* _Exercise requirements_
Each line of the entries that mentions the string "median" needs to be reported.

* _Items from a dataset_
================

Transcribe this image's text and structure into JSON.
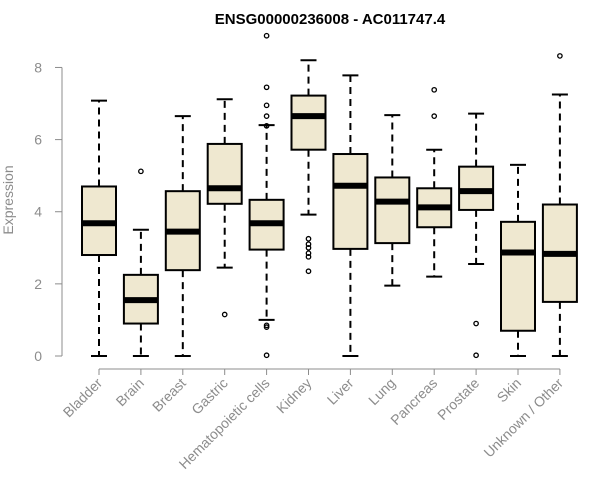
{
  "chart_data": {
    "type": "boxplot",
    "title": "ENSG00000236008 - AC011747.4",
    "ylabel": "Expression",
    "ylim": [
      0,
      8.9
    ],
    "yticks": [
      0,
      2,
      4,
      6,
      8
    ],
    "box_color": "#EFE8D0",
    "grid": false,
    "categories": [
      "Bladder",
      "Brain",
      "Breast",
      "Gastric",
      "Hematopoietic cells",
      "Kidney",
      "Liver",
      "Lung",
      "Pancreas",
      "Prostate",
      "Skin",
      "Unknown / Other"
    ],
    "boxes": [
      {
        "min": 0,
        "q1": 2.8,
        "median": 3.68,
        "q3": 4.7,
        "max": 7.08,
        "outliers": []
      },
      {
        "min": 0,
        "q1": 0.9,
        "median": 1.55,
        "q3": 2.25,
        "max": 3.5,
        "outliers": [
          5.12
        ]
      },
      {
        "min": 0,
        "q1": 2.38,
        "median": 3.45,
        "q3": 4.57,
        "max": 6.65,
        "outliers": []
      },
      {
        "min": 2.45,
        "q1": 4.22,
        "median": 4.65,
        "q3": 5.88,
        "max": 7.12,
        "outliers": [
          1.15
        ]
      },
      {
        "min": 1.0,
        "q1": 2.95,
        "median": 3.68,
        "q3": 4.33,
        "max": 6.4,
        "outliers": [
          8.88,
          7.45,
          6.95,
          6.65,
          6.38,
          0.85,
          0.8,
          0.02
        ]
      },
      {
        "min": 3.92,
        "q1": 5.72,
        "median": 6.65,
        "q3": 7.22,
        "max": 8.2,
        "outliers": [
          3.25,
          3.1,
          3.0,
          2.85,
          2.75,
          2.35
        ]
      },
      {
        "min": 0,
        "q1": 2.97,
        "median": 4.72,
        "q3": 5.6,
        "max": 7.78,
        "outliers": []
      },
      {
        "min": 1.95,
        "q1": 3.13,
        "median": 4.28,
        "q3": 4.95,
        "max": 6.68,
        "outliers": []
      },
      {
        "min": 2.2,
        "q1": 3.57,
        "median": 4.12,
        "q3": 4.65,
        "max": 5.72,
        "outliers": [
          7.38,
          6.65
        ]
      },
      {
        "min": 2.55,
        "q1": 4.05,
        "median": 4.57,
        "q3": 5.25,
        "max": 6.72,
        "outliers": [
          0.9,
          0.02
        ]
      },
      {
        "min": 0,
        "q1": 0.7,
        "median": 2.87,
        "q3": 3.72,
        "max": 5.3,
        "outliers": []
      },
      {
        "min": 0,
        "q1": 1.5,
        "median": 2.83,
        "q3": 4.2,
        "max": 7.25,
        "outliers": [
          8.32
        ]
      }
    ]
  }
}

================

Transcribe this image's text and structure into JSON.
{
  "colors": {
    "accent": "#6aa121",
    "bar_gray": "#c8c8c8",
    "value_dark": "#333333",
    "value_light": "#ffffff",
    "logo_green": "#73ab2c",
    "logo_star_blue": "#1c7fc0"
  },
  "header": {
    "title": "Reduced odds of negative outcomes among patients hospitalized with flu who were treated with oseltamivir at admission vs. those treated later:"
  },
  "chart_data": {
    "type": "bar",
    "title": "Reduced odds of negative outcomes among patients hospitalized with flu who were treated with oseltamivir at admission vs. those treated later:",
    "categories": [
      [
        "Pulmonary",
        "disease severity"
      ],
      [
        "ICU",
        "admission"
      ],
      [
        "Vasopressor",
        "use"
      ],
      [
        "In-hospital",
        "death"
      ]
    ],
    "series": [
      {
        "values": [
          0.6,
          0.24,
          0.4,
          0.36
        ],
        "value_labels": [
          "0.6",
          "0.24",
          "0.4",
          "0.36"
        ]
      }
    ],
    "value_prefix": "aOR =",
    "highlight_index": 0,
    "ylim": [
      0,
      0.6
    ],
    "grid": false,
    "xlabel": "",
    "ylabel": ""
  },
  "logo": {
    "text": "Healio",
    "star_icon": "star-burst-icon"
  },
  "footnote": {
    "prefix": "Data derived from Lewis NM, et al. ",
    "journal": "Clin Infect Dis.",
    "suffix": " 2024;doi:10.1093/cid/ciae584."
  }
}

================

* _Answer to this task_
        "median": 3.68,
        "median": 1.55,
        "median": 3.45,
        "median": 4.65,
        "median": 3.68,
        "median": 6.65,
        "median": 4.72,
        "median": 4.28,
        "median": 4.12,
        "median": 4.57,
        "median": 2.87,
        "median": 2.83,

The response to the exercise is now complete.